Extracted records

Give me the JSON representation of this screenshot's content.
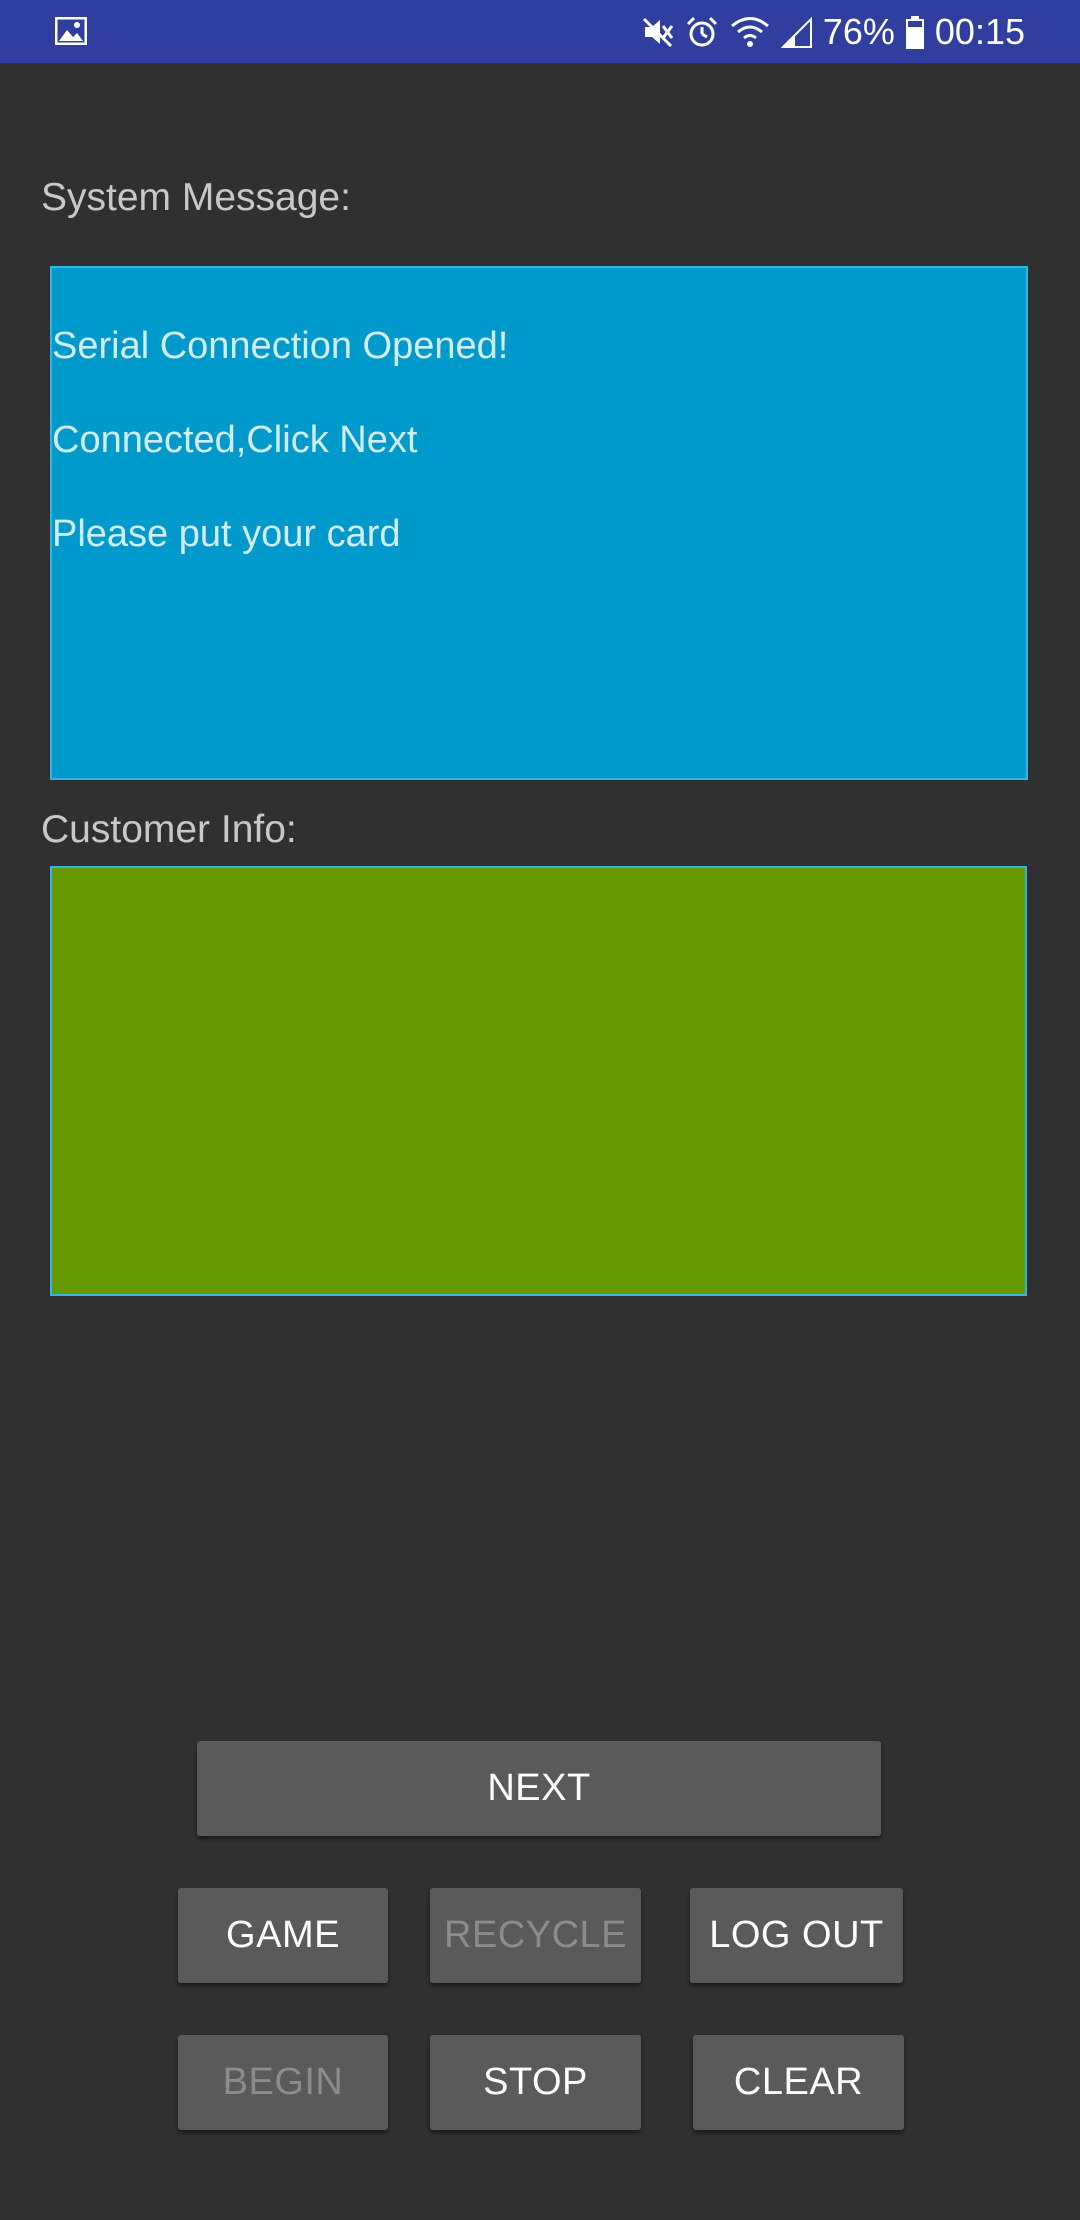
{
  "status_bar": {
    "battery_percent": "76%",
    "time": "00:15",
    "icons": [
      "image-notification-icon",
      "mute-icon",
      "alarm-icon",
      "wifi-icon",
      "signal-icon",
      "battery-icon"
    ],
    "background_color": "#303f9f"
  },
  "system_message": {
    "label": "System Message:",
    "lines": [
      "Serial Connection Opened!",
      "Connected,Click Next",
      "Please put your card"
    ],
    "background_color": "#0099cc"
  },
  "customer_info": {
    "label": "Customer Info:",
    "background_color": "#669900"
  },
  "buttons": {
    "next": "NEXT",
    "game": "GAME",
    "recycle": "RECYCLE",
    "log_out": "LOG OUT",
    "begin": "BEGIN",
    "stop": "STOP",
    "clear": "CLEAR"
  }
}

## WHAT IS ASKED
Return the listing above word for word, with the pictures removed.

## RESULT OF THE EXERCISE
Give me the JSON representation of this screenshot's content.
{
  "status_bar": {
    "battery_percent": "76%",
    "time": "00:15",
    "icons": [
      "image-notification-icon",
      "mute-icon",
      "alarm-icon",
      "wifi-icon",
      "signal-icon",
      "battery-icon"
    ],
    "background_color": "#303f9f"
  },
  "system_message": {
    "label": "System Message:",
    "lines": [
      "Serial Connection Opened!",
      "Connected,Click Next",
      "Please put your card"
    ],
    "background_color": "#0099cc"
  },
  "customer_info": {
    "label": "Customer Info:",
    "background_color": "#669900"
  },
  "buttons": {
    "next": "NEXT",
    "game": "GAME",
    "recycle": "RECYCLE",
    "log_out": "LOG OUT",
    "begin": "BEGIN",
    "stop": "STOP",
    "clear": "CLEAR"
  }
}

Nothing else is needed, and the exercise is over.